◆ **Set task**
Output all lines exactly.

◆ **Records shown**
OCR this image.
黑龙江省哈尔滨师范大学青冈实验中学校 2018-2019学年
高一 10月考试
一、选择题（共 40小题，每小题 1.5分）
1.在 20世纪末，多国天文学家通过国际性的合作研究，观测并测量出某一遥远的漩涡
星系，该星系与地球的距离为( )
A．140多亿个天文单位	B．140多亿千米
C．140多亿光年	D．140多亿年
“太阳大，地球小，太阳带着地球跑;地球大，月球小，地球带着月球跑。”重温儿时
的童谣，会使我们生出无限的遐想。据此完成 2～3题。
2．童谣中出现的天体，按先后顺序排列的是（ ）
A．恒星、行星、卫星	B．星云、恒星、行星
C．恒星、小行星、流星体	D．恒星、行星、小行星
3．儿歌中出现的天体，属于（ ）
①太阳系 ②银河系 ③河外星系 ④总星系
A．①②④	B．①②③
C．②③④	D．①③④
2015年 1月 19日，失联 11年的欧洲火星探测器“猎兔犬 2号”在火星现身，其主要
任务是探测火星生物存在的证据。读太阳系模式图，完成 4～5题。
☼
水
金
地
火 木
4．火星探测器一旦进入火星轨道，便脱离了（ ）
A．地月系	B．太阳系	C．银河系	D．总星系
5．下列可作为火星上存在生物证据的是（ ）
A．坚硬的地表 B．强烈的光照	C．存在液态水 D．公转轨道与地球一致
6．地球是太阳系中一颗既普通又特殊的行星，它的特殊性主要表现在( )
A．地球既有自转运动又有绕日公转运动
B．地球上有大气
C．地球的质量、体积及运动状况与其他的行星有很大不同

◆ **Output below**
OCR this image.
黑龙江省哈尔滨师范大学青冈实验中学校 2018-2019学年
高一 10月考试
一、选择题（共 40小题，每小题 1.5分）
1.在 20世纪末，多国天文学家通过国际性的合作研究，观测并测量出某一遥远的漩涡
星系，该星系与地球的距离为( )
A．140多亿个天文单位	B．140多亿千米
C．140多亿光年	D．140多亿年
“太阳大，地球小，太阳带着地球跑;地球大，月球小，地球带着月球跑。”重温儿时
的童谣，会使我们生出无限的遐想。据此完成 2～3题。
2．童谣中出现的天体，按先后顺序排列的是（ ）
A．恒星、行星、卫星	B．星云、恒星、行星
C．恒星、小行星、流星体	D．恒星、行星、小行星
3．儿歌中出现的天体，属于（ ）
①太阳系 ②银河系 ③河外星系 ④总星系
A．①②④	B．①②③
C．②③④	D．①③④
2015年 1月 19日，失联 11年的欧洲火星探测器“猎兔犬 2号”在火星现身，其主要
任务是探测火星生物存在的证据。读太阳系模式图，完成 4～5题。
☼
水
金
地
火 木
4．火星探测器一旦进入火星轨道，便脱离了（ ）
A．地月系	B．太阳系	C．银河系	D．总星系
5．下列可作为火星上存在生物证据的是（ ）
A．坚硬的地表 B．强烈的光照	C．存在液态水 D．公转轨道与地球一致
6．地球是太阳系中一颗既普通又特殊的行星，它的特殊性主要表现在( )
A．地球既有自转运动又有绕日公转运动
B．地球上有大气
C．地球的质量、体积及运动状况与其他的行星有很大不同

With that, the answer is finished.